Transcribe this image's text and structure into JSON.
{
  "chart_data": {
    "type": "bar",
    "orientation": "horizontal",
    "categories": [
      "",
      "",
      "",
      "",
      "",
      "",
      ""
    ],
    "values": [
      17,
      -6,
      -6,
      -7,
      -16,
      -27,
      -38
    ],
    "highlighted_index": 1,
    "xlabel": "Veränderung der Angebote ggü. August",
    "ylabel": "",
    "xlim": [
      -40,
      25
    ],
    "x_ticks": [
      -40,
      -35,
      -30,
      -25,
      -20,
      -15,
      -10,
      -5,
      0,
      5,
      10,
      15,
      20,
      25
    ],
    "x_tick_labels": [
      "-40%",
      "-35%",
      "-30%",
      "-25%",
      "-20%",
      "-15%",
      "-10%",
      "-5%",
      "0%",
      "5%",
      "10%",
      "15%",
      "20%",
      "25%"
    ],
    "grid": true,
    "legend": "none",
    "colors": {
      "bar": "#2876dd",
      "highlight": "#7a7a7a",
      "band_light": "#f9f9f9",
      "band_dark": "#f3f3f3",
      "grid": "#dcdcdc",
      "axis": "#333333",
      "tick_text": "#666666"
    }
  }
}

- - -

**OBJECTIVE:**
Output the listing above word for word.

**SOLUTION TO THIS TASK:**
Transcribe this image's text and structure into JSON.
{
  "chart_data": {
    "type": "bar",
    "orientation": "horizontal",
    "categories": [
      "",
      "",
      "",
      "",
      "",
      "",
      ""
    ],
    "values": [
      17,
      -6,
      -6,
      -7,
      -16,
      -27,
      -38
    ],
    "highlighted_index": 1,
    "xlabel": "Veränderung der Angebote ggü. August",
    "ylabel": "",
    "xlim": [
      -40,
      25
    ],
    "x_ticks": [
      -40,
      -35,
      -30,
      -25,
      -20,
      -15,
      -10,
      -5,
      0,
      5,
      10,
      15,
      20,
      25
    ],
    "x_tick_labels": [
      "-40%",
      "-35%",
      "-30%",
      "-25%",
      "-20%",
      "-15%",
      "-10%",
      "-5%",
      "0%",
      "5%",
      "10%",
      "15%",
      "20%",
      "25%"
    ],
    "grid": true,
    "legend": "none",
    "colors": {
      "bar": "#2876dd",
      "highlight": "#7a7a7a",
      "band_light": "#f9f9f9",
      "band_dark": "#f3f3f3",
      "grid": "#dcdcdc",
      "axis": "#333333",
      "tick_text": "#666666"
    }
  }
}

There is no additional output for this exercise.